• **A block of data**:
--- Begin ---

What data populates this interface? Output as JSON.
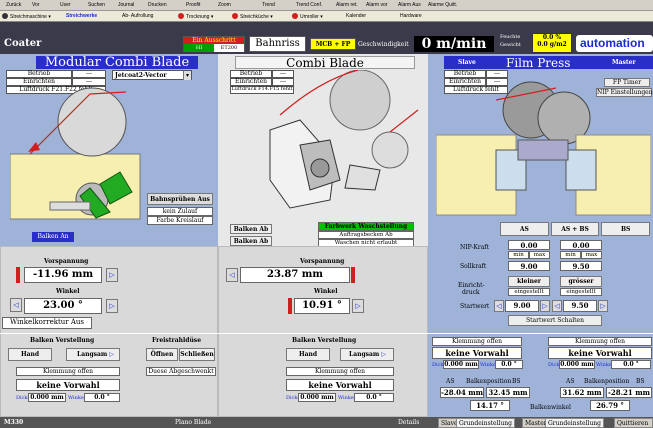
{
  "menubar": [
    "Zurück",
    "Vor",
    "User",
    "Suchen",
    "Journal",
    "Drucken",
    "Proofit",
    "Zoom",
    "Trend",
    "Trend Conf.",
    "Alarm ret.",
    "Alarm vor",
    "Alarm Aus",
    "Alarme Quitt."
  ],
  "toolbar": [
    "Streichmaschine",
    "Streichwerke",
    "Ab- Aufrollung",
    "Trocknung",
    "Streichküche",
    "Umroller",
    "Kalender",
    "Hardware"
  ],
  "header": {
    "title": "Coater",
    "warn1": "Ein Ausschritt",
    "warn1_a": "HI",
    "warn1_b": "ET200",
    "bahnriss": "Bahnriss",
    "mcb": "MCB + FP",
    "geschw_label": "Geschwindigkeit",
    "speed": "0 m/min",
    "feuchte_label": "Feuchte",
    "gewicht_label": "Gewicht",
    "feuchte_val": "0.0 %",
    "gewicht_val": "0.0 g/m2",
    "logo": "automation"
  },
  "left": {
    "title": "Modular Combi Blade",
    "betrieb": "Betrieb",
    "einrichten": "Einrichten",
    "dash": "---",
    "luftdruck": "Luftdruck F21.F22 fehlt",
    "product": "Jetcoat2-Vector",
    "spruehen": "Bahnsprühen Aus",
    "zulauf": "kein Zulauf",
    "farbe": "Farbe Kreislauf",
    "balken_an": "Balken An",
    "vorspannung": "Vorspannung",
    "vorspannung_val": "-11.96 mm",
    "winkel": "Winkel",
    "winkel_val": "23.00 °",
    "winkelkorrektur": "Winkelkorrektur Aus",
    "balken_verst": "Balken Verstellung",
    "hand": "Hand",
    "langsam": "Langsam",
    "klemmung": "Klemmung offen",
    "keine_vorwahl": "keine Vorwahl",
    "dicke": "Dicke",
    "dicke_val": "0.000 mm",
    "winkel_lbl": "Winkel",
    "winkel_small": "0.0 °",
    "freistrahl": "Freistrahldüse",
    "oeffnen": "Öffnen",
    "schliessen": "Schließen",
    "duese": "Duese Abgeschwenkt"
  },
  "mid": {
    "title": "Combi Blade",
    "betrieb": "Betrieb",
    "einrichten": "Einrichten",
    "dash": "---",
    "luftdruck": "Luftdruck F14.F15 fehlt",
    "balken_ab1": "Balken Ab",
    "balken_ab2": "Balken Ab",
    "farbwerk": "Farbwerk Waschstellung",
    "auftrag": "Auftragsbecken Ab",
    "waschen": "Waschen nicht erlaubt",
    "vorspannung": "Vorspannung",
    "vorspannung_val": "23.87 mm",
    "winkel": "Winkel",
    "winkel_val": "10.91 °",
    "balken_verst": "Balken Verstellung",
    "hand": "Hand",
    "langsam": "Langsam",
    "klemmung": "Klemmung offen",
    "keine_vorwahl": "keine Vorwahl",
    "dicke": "Dicke",
    "dicke_val": "0.000 mm",
    "winkel_lbl": "Winkel",
    "winkel_small": "0.0 °"
  },
  "right": {
    "slave": "Slave",
    "title": "Film Press",
    "master": "Master",
    "betrieb": "Betrieb",
    "einrichten": "Einrichten",
    "dash": "---",
    "luftdruck": "Luftdruck fehlt",
    "fp_timer": "FP Timer",
    "nip_einst": "NIP Einstellungen",
    "as": "AS",
    "asbs": "AS + BS",
    "bs": "BS",
    "nip_kraft": "NIP-Kraft",
    "nip_as": "0.00",
    "nip_bs": "0.00",
    "min": "min",
    "max": "max",
    "sollkraft": "Sollkraft",
    "soll_as": "9.00",
    "soll_bs": "9.50",
    "einricht": "Einricht-",
    "druck": "druck",
    "kleiner": "kleiner",
    "groesser": "grösser",
    "eingestellt": "eingestellt",
    "startwert": "Startwert",
    "start_as": "9.00",
    "start_bs": "9.50",
    "startwert_schalten": "Startwert Schalten",
    "klemmung": "Klemmung offen",
    "keine_vorwahl": "keine Vorwahl",
    "dicke": "Dicke",
    "dicke_val": "0.000 mm",
    "winkel_lbl": "Winkel",
    "winkel_small": "0.0 °",
    "bs_lbl": "BS",
    "balkenposition": "Balkenposition",
    "l_pos1": "-28.04 mm",
    "l_pos2": "32.45 mm",
    "l_winkel": "14.17 °",
    "r_pos1": "31.62 mm",
    "r_pos2": "-28.21 mm",
    "r_winkel": "26.79 °",
    "balkenwinkel": "Balkenwinkel"
  },
  "status": {
    "left": "M330",
    "center": "Plano Blade",
    "details": "Details",
    "tabs": [
      "Slave",
      "Grundeinstellung",
      "Master",
      "Grundeinstellung",
      "Quittieren"
    ]
  },
  "colors": {
    "title_blue": "#2a2ec8",
    "panel_blue": "#9fb3d9",
    "red": "#d21e1e",
    "green": "#00c000",
    "yellow": "#ffff00"
  }
}
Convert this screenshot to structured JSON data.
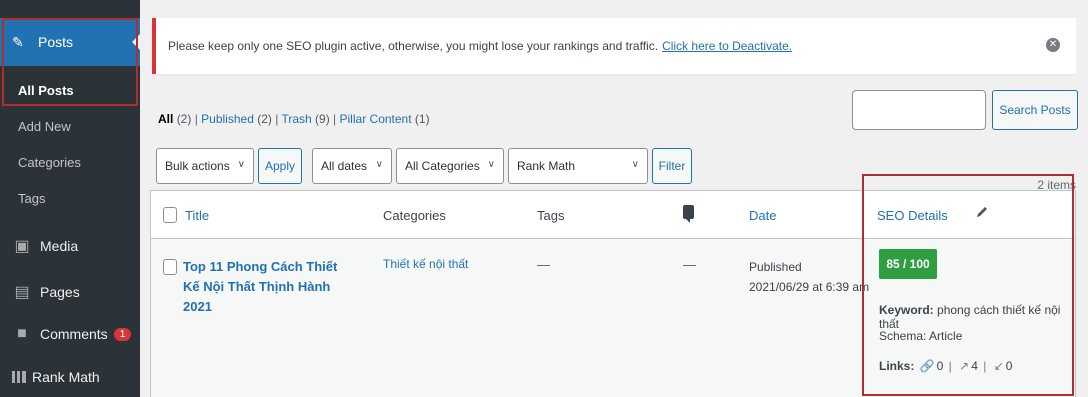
{
  "sidebar": {
    "posts_label": "Posts",
    "submenu": [
      {
        "label": "All Posts",
        "current": true
      },
      {
        "label": "Add New",
        "current": false
      },
      {
        "label": "Categories",
        "current": false
      },
      {
        "label": "Tags",
        "current": false
      }
    ],
    "menu": [
      {
        "label": "Media",
        "icon": "media-icon"
      },
      {
        "label": "Pages",
        "icon": "pages-icon"
      },
      {
        "label": "Comments",
        "icon": "comments-icon",
        "badge": "1"
      },
      {
        "label": "Rank Math",
        "icon": "rank-math-icon"
      }
    ]
  },
  "notice": {
    "text": "Please keep only one SEO plugin active, otherwise, you might lose your rankings and traffic.",
    "link": "Click here to Deactivate."
  },
  "filters": {
    "all": "All",
    "all_count": "(2)",
    "published": "Published",
    "published_count": "(2)",
    "trash": "Trash",
    "trash_count": "(9)",
    "pillar": "Pillar Content",
    "pillar_count": "(1)"
  },
  "search": {
    "button": "Search Posts",
    "value": ""
  },
  "toolbar": {
    "bulk": "Bulk actions",
    "apply": "Apply",
    "dates": "All dates",
    "categories": "All Categories",
    "rankmath": "Rank Math",
    "filter": "Filter",
    "items": "2 items"
  },
  "table": {
    "headers": {
      "title": "Title",
      "categories": "Categories",
      "tags": "Tags",
      "date": "Date",
      "seo": "SEO Details"
    },
    "row": {
      "title": "Top 11 Phong Cách Thiết Kế Nội Thất Thịnh Hành 2021",
      "category": "Thiết kế nội thất",
      "tags": "—",
      "comments": "—",
      "status": "Published",
      "date": "2021/06/29 at 6:39 am",
      "score": "85 / 100",
      "keyword_label": "Keyword:",
      "keyword": "phong cách thiết kế nội thất",
      "schema_label": "Schema:",
      "schema": "Article",
      "links_label": "Links:",
      "internal": "0",
      "external": "4",
      "incoming": "0"
    }
  },
  "colors": {
    "accent": "#2271b1",
    "sidebar": "#2c3338",
    "score": "#2e9e41",
    "highlight": "#b32d2e"
  }
}
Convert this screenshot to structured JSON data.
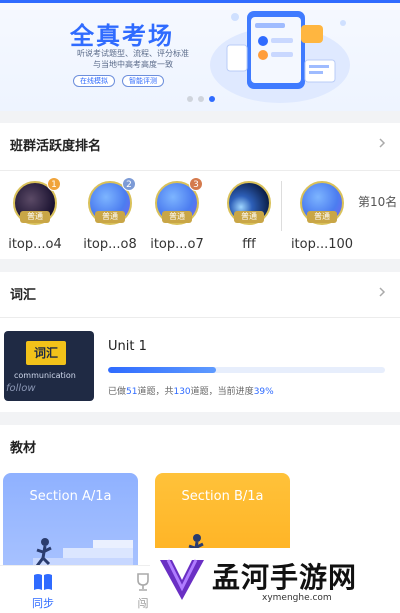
{
  "banner": {
    "title": "全真考场",
    "subtitle_lines": [
      "听说考试题型、流程、评分标准",
      "与当地中高考高度一致"
    ],
    "pills": [
      "在线模拟",
      "智能评测"
    ],
    "carousel_active_index": 2,
    "carousel_count": 3
  },
  "ranking": {
    "title": "班群活跃度排名",
    "members": [
      {
        "name": "itop...o4",
        "tag": "普通",
        "rank": "1",
        "rank_color": "gold",
        "avatar_style": "dark"
      },
      {
        "name": "itop...o8",
        "tag": "普通",
        "rank": "2",
        "rank_color": "silver",
        "avatar_style": "blue"
      },
      {
        "name": "itop...o7",
        "tag": "普通",
        "rank": "3",
        "rank_color": "bronze",
        "avatar_style": "blue"
      },
      {
        "name": "fff",
        "tag": "普通",
        "rank": "",
        "rank_color": "",
        "avatar_style": "space"
      },
      {
        "name": "itop...100",
        "tag": "普通",
        "rank": "",
        "rank_color": "",
        "avatar_style": "blue"
      }
    ],
    "my_rank": "第10名"
  },
  "vocab": {
    "title": "词汇",
    "cover_tag": "词汇",
    "cover_words": [
      "communication",
      "follow"
    ],
    "unit_title": "Unit 1",
    "progress_fraction": 0.39,
    "progress_prefix": "已做",
    "done_count": "51",
    "progress_mid": "道题，共",
    "total_count": "130",
    "progress_suffix": "道题，当前进度",
    "progress_percent": "39%"
  },
  "books": {
    "title": "教材",
    "items": [
      {
        "title": "Section A/1a"
      },
      {
        "title": "Section B/1a"
      }
    ]
  },
  "nav": {
    "items": [
      {
        "label": "同步",
        "icon": "book-icon",
        "active": true
      },
      {
        "label": "闯",
        "icon": "trophy-icon",
        "active": false
      }
    ],
    "active_color": "#2f6bff"
  },
  "watermark": {
    "title": "孟河手游网",
    "url": "xymenghe.com"
  },
  "colors": {
    "accent": "#2f6bff",
    "badge_gold": "#c9a646",
    "book_blue": "#8fb1ff",
    "book_yellow": "#ffb020"
  }
}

--- End ---

Every line of the listing that holds "itop" should be found and copied.

        "name": "itop...o4",
        "name": "itop...o8",
        "name": "itop...o7",
        "name": "itop...100",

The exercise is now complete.